(Data excerpts)
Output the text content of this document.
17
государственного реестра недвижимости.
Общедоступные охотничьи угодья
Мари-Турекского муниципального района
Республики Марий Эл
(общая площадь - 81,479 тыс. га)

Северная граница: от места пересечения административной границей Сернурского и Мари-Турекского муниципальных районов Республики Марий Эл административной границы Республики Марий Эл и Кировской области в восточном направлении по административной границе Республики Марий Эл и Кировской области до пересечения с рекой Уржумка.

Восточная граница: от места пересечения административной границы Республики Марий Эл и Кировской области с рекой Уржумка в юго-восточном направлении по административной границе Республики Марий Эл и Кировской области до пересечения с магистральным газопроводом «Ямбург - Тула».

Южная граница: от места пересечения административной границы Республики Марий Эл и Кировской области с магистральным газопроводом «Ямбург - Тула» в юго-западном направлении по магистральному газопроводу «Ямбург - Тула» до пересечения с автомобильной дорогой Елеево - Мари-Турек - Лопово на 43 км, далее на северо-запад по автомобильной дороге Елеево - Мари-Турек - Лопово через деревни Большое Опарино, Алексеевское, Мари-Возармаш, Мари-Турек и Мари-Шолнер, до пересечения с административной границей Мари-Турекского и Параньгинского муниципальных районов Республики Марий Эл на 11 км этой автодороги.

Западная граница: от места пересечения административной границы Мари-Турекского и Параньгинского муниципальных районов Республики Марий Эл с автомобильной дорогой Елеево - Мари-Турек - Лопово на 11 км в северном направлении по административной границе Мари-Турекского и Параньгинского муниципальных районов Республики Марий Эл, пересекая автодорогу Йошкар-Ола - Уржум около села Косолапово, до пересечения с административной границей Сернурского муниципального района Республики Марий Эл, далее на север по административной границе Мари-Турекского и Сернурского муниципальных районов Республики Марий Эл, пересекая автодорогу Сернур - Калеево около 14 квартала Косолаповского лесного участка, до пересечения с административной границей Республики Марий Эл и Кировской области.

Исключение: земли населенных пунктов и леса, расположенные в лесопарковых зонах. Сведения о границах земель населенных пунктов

__TASK TO CARRY OUT__.
All of the entries above should be written out again exactly.

__RESPONSE TO THE EXERCISE__.
Output the text content of this document.
17
государственного реестра недвижимости.
Общедоступные охотничьи угодья
Мари-Турекского муниципального района
Республики Марий Эл
(общая площадь - 81,479 тыс. га)

Северная граница: от места пересечения административной границей Сернурского и Мари-Турекского муниципальных районов Республики Марий Эл административной границы Республики Марий Эл и Кировской области в восточном направлении по административной границе Республики Марий Эл и Кировской области до пересечения с рекой Уржумка.

Восточная граница: от места пересечения административной границы Республики Марий Эл и Кировской области с рекой Уржумка в юго-восточном направлении по административной границе Республики Марий Эл и Кировской области до пересечения с магистральным газопроводом «Ямбург - Тула».

Южная граница: от места пересечения административной границы Республики Марий Эл и Кировской области с магистральным газопроводом «Ямбург - Тула» в юго-западном направлении по магистральному газопроводу «Ямбург - Тула» до пересечения с автомобильной дорогой Елеево - Мари-Турек - Лопово на 43 км, далее на северо-запад по автомобильной дороге Елеево - Мари-Турек - Лопово через деревни Большое Опарино, Алексеевское, Мари-Возармаш, Мари-Турек и Мари-Шолнер, до пересечения с административной границей Мари-Турекского и Параньгинского муниципальных районов Республики Марий Эл на 11 км этой автодороги.

Западная граница: от места пересечения административной границы Мари-Турекского и Параньгинского муниципальных районов Республики Марий Эл с автомобильной дорогой Елеево - Мари-Турек - Лопово на 11 км в северном направлении по административной границе Мари-Турекского и Параньгинского муниципальных районов Республики Марий Эл, пересекая автодорогу Йошкар-Ола - Уржум около села Косолапово, до пересечения с административной границей Сернурского муниципального района Республики Марий Эл, далее на север по административной границе Мари-Турекского и Сернурского муниципальных районов Республики Марий Эл, пересекая автодорогу Сернур - Калеево около 14 квартала Косолаповского лесного участка, до пересечения с административной границей Республики Марий Эл и Кировской области.

Исключение: земли населенных пунктов и леса, расположенные в лесопарковых зонах. Сведения о границах земель населенных пунктов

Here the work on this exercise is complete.